Task goal: Exactly reproduce each line of the listing that follows.

Stored data:
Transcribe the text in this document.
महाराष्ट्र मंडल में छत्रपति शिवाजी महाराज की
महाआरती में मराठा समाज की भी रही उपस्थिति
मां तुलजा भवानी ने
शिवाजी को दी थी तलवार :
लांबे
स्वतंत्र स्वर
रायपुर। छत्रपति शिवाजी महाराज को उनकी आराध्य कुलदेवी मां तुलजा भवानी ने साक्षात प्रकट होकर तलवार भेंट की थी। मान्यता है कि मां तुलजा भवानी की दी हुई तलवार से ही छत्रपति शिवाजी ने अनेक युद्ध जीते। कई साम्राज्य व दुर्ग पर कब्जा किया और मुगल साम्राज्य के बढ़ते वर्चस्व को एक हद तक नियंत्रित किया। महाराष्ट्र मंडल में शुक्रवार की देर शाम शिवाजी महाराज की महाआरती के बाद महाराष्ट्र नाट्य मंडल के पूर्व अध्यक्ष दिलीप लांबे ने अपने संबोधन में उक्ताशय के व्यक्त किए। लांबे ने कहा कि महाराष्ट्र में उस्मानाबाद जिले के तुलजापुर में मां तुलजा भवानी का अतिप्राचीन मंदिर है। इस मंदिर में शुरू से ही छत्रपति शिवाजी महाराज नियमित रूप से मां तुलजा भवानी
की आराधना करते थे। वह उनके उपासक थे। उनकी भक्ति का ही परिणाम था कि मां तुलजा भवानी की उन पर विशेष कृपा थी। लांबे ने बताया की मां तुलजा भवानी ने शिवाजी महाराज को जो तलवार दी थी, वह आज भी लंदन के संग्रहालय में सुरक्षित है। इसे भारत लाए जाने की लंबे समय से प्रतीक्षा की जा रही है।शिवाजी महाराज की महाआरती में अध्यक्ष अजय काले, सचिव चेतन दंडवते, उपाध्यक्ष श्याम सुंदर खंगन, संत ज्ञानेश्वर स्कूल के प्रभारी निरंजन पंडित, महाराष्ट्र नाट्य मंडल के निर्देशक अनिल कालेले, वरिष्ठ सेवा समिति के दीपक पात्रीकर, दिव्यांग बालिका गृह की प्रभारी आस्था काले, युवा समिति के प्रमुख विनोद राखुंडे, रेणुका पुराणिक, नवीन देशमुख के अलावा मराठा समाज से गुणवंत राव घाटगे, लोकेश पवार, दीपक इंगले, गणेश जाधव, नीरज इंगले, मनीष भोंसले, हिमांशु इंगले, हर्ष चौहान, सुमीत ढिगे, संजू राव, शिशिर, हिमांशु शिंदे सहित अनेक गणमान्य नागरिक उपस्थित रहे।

In response:
Transcribe the text in this document.
महाराष्ट्र मंडल में छत्रपति शिवाजी महाराज की
महाआरती में मराठा समाज की भी रही उपस्थिति
मां तुलजा भवानी ने
शिवाजी को दी थी तलवार :
लांबे
स्वतंत्र स्वर
रायपुर। छत्रपति शिवाजी महाराज को उनकी आराध्य कुलदेवी मां तुलजा भवानी ने साक्षात प्रकट होकर तलवार भेंट की थी। मान्यता है कि मां तुलजा भवानी की दी हुई तलवार से ही छत्रपति शिवाजी ने अनेक युद्ध जीते। कई साम्राज्य व दुर्ग पर कब्जा किया और मुगल साम्राज्य के बढ़ते वर्चस्व को एक हद तक नियंत्रित किया। महाराष्ट्र मंडल में शुक्रवार की देर शाम शिवाजी महाराज की महाआरती के बाद महाराष्ट्र नाट्य मंडल के पूर्व अध्यक्ष दिलीप लांबे ने अपने संबोधन में उक्ताशय के व्यक्त किए। लांबे ने कहा कि महाराष्ट्र में उस्मानाबाद जिले के तुलजापुर में मां तुलजा भवानी का अतिप्राचीन मंदिर है। इस मंदिर में शुरू से ही छत्रपति शिवाजी महाराज नियमित रूप से मां तुलजा भवानी
की आराधना करते थे। वह उनके उपासक थे। उनकी भक्ति का ही परिणाम था कि मां तुलजा भवानी की उन पर विशेष कृपा थी। लांबे ने बताया की मां तुलजा भवानी ने शिवाजी महाराज को जो तलवार दी थी, वह आज भी लंदन के संग्रहालय में सुरक्षित है। इसे भारत लाए जाने की लंबे समय से प्रतीक्षा की जा रही है।शिवाजी महाराज की महाआरती में अध्यक्ष अजय काले, सचिव चेतन दंडवते, उपाध्यक्ष श्याम सुंदर खंगन, संत ज्ञानेश्वर स्कूल के प्रभारी निरंजन पंडित, महाराष्ट्र नाट्य मंडल के निर्देशक अनिल कालेले, वरिष्ठ सेवा समिति के दीपक पात्रीकर, दिव्यांग बालिका गृह की प्रभारी आस्था काले, युवा समिति के प्रमुख विनोद राखुंडे, रेणुका पुराणिक, नवीन देशमुख के अलावा मराठा समाज से गुणवंत राव घाटगे, लोकेश पवार, दीपक इंगले, गणेश जाधव, नीरज इंगले, मनीष भोंसले, हिमांशु इंगले, हर्ष चौहान, सुमीत ढिगे, संजू राव, शिशिर, हिमांशु शिंदे सहित अनेक गणमान्य नागरिक उपस्थित रहे।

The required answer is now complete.